[PROBLÈME POSÉ A] Dressez la liste de tous les noms de lieux cités dans le texte fourni, dans leur ordre d'apparition, sans compter la faille des Pucelles.

============

Une analyse attentive montre d'abord que dans les plus hautes pentes de la montagne, sur près d'un kilomètre, les couches de l'Urgonien supérieur (d'ailleurs assez érodées) et les couches à Orbitolines s'abaissent conformément à la topographie avec un pendage régulier, de l'ordre de 30°. En fait ce n'est pas progressivement que ce pendage s'infléchit vers le bas : au contraire c'est à peu de distance au nord-ouest du collet de La Cheminée (alt. 1550 sur la crête) qu'il s'accroît assez brutalement, par une flexure qui lui fait rapidement atteindre la verticalité parfaite qui caractérise les Trois Pucelles.

Ce changement de pendage est en outre accentué par le fait que peu en amont sud des Trois Pucelles (à peu près là ou l'actuelle piste d'accès franchit la crête), il passe une cassure NE-SW, très fortement inclinée vers le SE, qui tranche en biais leurs dalles verticales à leur extrémité sud. Le tracé de cette faille des Pucelles se poursuit vers le NE en déterminant les abrupts qui séparent leur arête des pentes boisées moins déclives du Bois de Poussebou.

Par ailleurs cette faille se partage en deux branches (supérieure et inférieure) entre lesquelles s'intercale la panneau des Petites Pucelles. Le tracé de la branche supérieure est clairement attesté dans le versant occidental de la montagne par le contact direct de l’Urgonien sur le Sénonien inférieur qui s'observe à l'altitude de 1470 m en contrebas ouest de la crête, au sommet du passage de La Cheminée.

Enfins il est à remarquer que si l'Urgonien des Trois Pucelles est vertical, les couches plus occidentales de ce flanc de pli (celles du Sénonien qui forment le Roc de Bataillon et plus au sud le Roc de l'Âne) sont loin de poursuivre un enroulement qui les renverserait : elles y pendent au contraire de façon modérée vers l'ouest .

En réalité la carapace urgonienne décrit donc une charnière monoclinale en genou, accessoirement rompue, entre deux flancs presque plans. Mais on constate l'inexistence d'un enroulement progressif des couches de l'ensemble du versant. C'est pourtant cette forme supposée qui a porté à interpréter ce pli à tort, comme le crochon anticlinal d'un chevauchement.
La disposition actuelle de ce pli, avec un plan axial apparemment couché et sa voûte maintenant pentée vers l'ouest vient en réalité de ce que cette voute a été évidemment basculée dans ce sens, avec l'ensemble de la couverture occidentale du massif cristallin de Belledonne, lors du soulèvement de ce dernier.

============

[PROBLÈME POSÉ B] Recopiez à l'identique, s'il vous plaît, toutes les lignes de la liste ci-dessous, sans y reprendre l'image.

============

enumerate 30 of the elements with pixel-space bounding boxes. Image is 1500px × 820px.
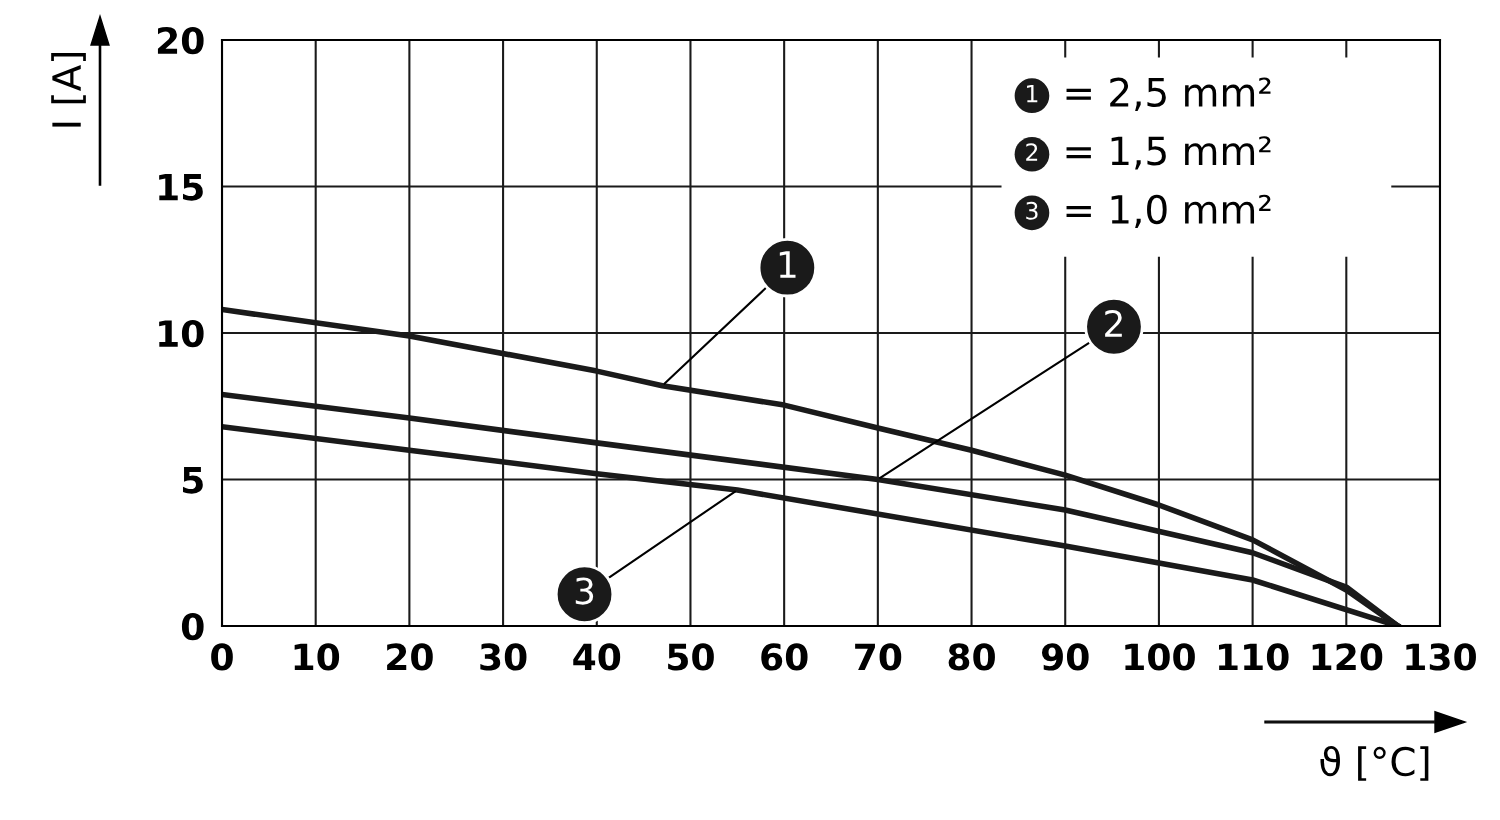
text: 3 xyxy=(1026,201,1038,220)
x-tick-label: 30 xyxy=(480,643,527,671)
y-tick-label: 15 xyxy=(159,173,203,201)
x-tick-label: 90 xyxy=(1041,643,1089,671)
y-tick-label: 20 xyxy=(157,26,204,55)
y-tick-label: 0 xyxy=(181,612,204,641)
x-tick-label: 110 xyxy=(1219,643,1289,671)
x-tick-label: 40 xyxy=(573,643,621,671)
x-tick-label: 0 xyxy=(211,643,233,671)
y-tick-label: 5 xyxy=(183,466,203,494)
y-axis-title: I [A] xyxy=(51,52,86,127)
text: 1 xyxy=(1027,84,1038,103)
x-tick-label: 100 xyxy=(1125,643,1195,671)
annotation: 3 xyxy=(575,577,594,605)
x-tick-label: 50 xyxy=(668,643,714,671)
x-tick-label: 10 xyxy=(294,643,340,671)
y-tick-label: 10 xyxy=(159,319,204,348)
annotation: = 1,5 mm² xyxy=(1066,136,1271,170)
text: 2 xyxy=(1026,143,1038,161)
x-tick-label: 70 xyxy=(855,643,902,671)
annotation: = 1,0 mm² xyxy=(1066,194,1271,229)
annotation: 2 xyxy=(1105,309,1122,337)
annotation: 1 xyxy=(779,251,796,278)
x-tick-label: 80 xyxy=(948,643,995,671)
x-tick-label: 20 xyxy=(387,643,433,671)
x-tick-label: 120 xyxy=(1312,643,1383,671)
annotation: = 2,5 mm² xyxy=(1066,77,1271,111)
x-tick-label: 130 xyxy=(1406,643,1476,671)
x-axis-title: ϑ [°C] xyxy=(1320,745,1429,781)
x-tick-label: 60 xyxy=(761,643,808,671)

============

[RÉPONSE À L'EXERCICE A]
- La Cheminée
- Trois Pucelles
- Bois de Poussebou
- Petites Pucelles
- Roc de Bataillon
- Roc de l'Âne
- massif cristallin de Belledonne

[RÉPONSE À L'EXERCICE B]
enumerate 30 of the elements with pixel-space bounding boxes. Image is 1500px × 820px.
text: 3 xyxy=(1026,201,1038,220)
x-tick-label: 30 xyxy=(480,643,527,671)
y-tick-label: 15 xyxy=(159,173,203,201)
x-tick-label: 90 xyxy=(1041,643,1089,671)
y-tick-label: 20 xyxy=(157,26,204,55)
y-tick-label: 0 xyxy=(181,612,204,641)
x-tick-label: 110 xyxy=(1219,643,1289,671)
x-tick-label: 40 xyxy=(573,643,621,671)
x-tick-label: 0 xyxy=(211,643,233,671)
y-tick-label: 5 xyxy=(183,466,203,494)
y-axis-title: I [A] xyxy=(51,52,86,127)
text: 1 xyxy=(1027,84,1038,103)
x-tick-label: 100 xyxy=(1125,643,1195,671)
annotation: 3 xyxy=(575,577,594,605)
x-tick-label: 50 xyxy=(668,643,714,671)
x-tick-label: 10 xyxy=(294,643,340,671)
y-tick-label: 10 xyxy=(159,319,204,348)
annotation: = 1,5 mm² xyxy=(1066,136,1271,170)
text: 2 xyxy=(1026,143,1038,161)
x-tick-label: 70 xyxy=(855,643,902,671)
annotation: = 1,0 mm² xyxy=(1066,194,1271,229)
annotation: 2 xyxy=(1105,309,1122,337)
annotation: 1 xyxy=(779,251,796,278)
x-tick-label: 80 xyxy=(948,643,995,671)
x-tick-label: 20 xyxy=(387,643,433,671)
x-tick-label: 120 xyxy=(1312,643,1383,671)
annotation: = 2,5 mm² xyxy=(1066,77,1271,111)
x-tick-label: 130 xyxy=(1406,643,1476,671)
x-axis-title: ϑ [°C] xyxy=(1320,745,1429,781)
x-tick-label: 60 xyxy=(761,643,808,671)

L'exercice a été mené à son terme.